• Aim: Transcribe all of the material exactly, except for its pictures.
★ ★ ★ ★ ★
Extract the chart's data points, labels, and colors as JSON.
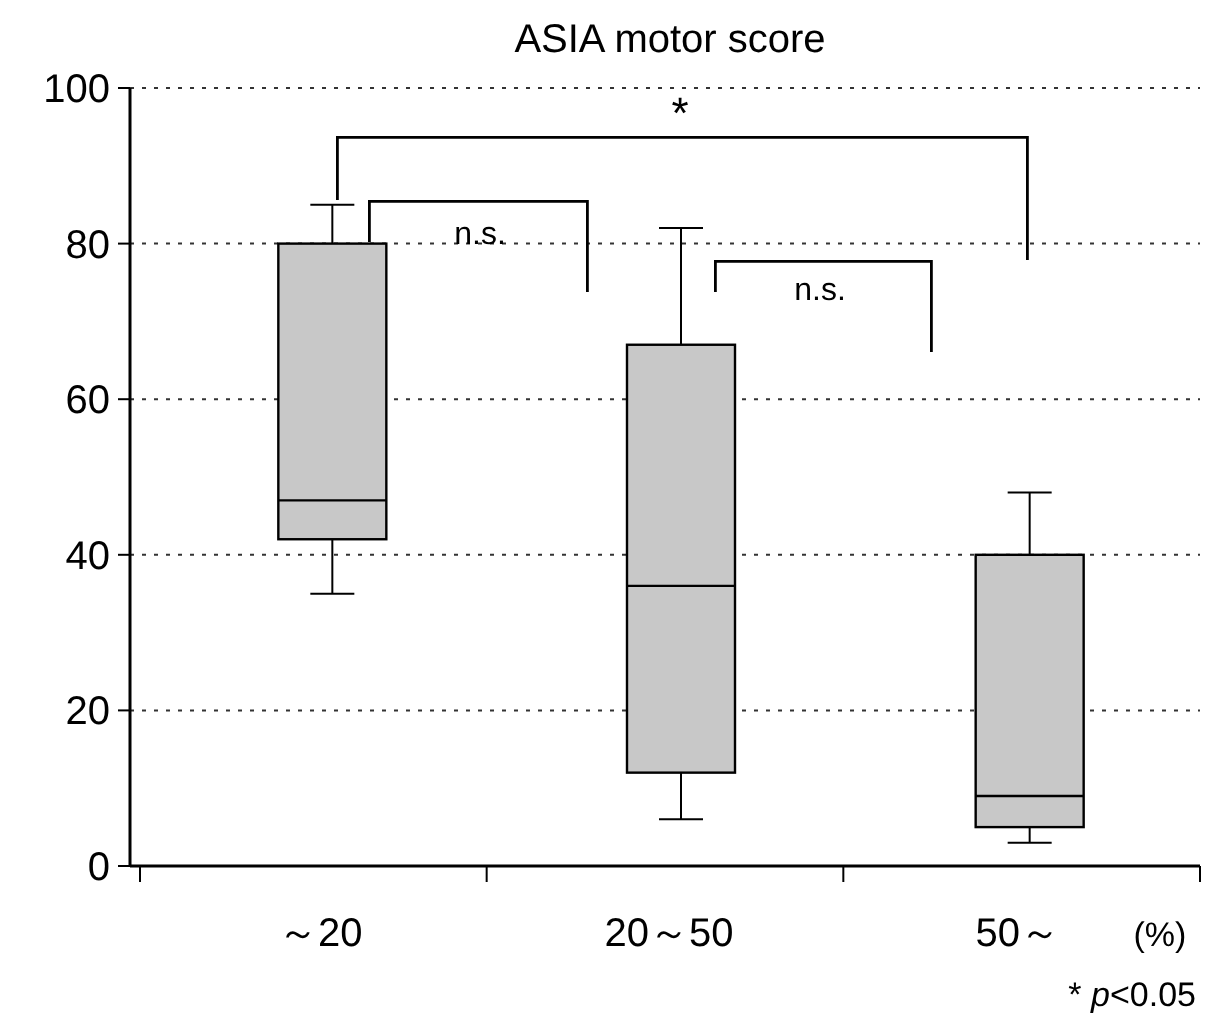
{
  "chart_data": {
    "type": "box",
    "title": "ASIA motor score",
    "xlabel": "(%)",
    "categories": [
      "～20",
      "20～50",
      "50～"
    ],
    "boxes": [
      {
        "low": 35,
        "q1": 42,
        "median": 47,
        "q3": 80,
        "high": 85
      },
      {
        "low": 6,
        "q1": 12,
        "median": 36,
        "q3": 67,
        "high": 82
      },
      {
        "low": 3,
        "q1": 5,
        "median": 9,
        "q3": 40,
        "high": 48
      }
    ],
    "color": "#c8c8c8",
    "ylim": [
      0,
      100
    ],
    "yticks": [
      0,
      20,
      40,
      60,
      80,
      100
    ],
    "grid": "y",
    "annotations": [
      "*",
      "n.s.",
      "n.s.",
      "* p<0.05"
    ]
  }
}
★ ★ ★ ★ ★
• Reply to the exercise:
Extract the chart's data points, labels, and colors as JSON.
{
  "chart_data": {
    "type": "box",
    "title": "ASIA motor score",
    "xlabel": "(%)",
    "categories": [
      "～20",
      "20～50",
      "50～"
    ],
    "boxes": [
      {
        "low": 35,
        "q1": 42,
        "median": 47,
        "q3": 80,
        "high": 85
      },
      {
        "low": 6,
        "q1": 12,
        "median": 36,
        "q3": 67,
        "high": 82
      },
      {
        "low": 3,
        "q1": 5,
        "median": 9,
        "q3": 40,
        "high": 48
      }
    ],
    "color": "#c8c8c8",
    "ylim": [
      0,
      100
    ],
    "yticks": [
      0,
      20,
      40,
      60,
      80,
      100
    ],
    "grid": "y",
    "annotations": [
      "*",
      "n.s.",
      "n.s.",
      "* p<0.05"
    ]
  }
}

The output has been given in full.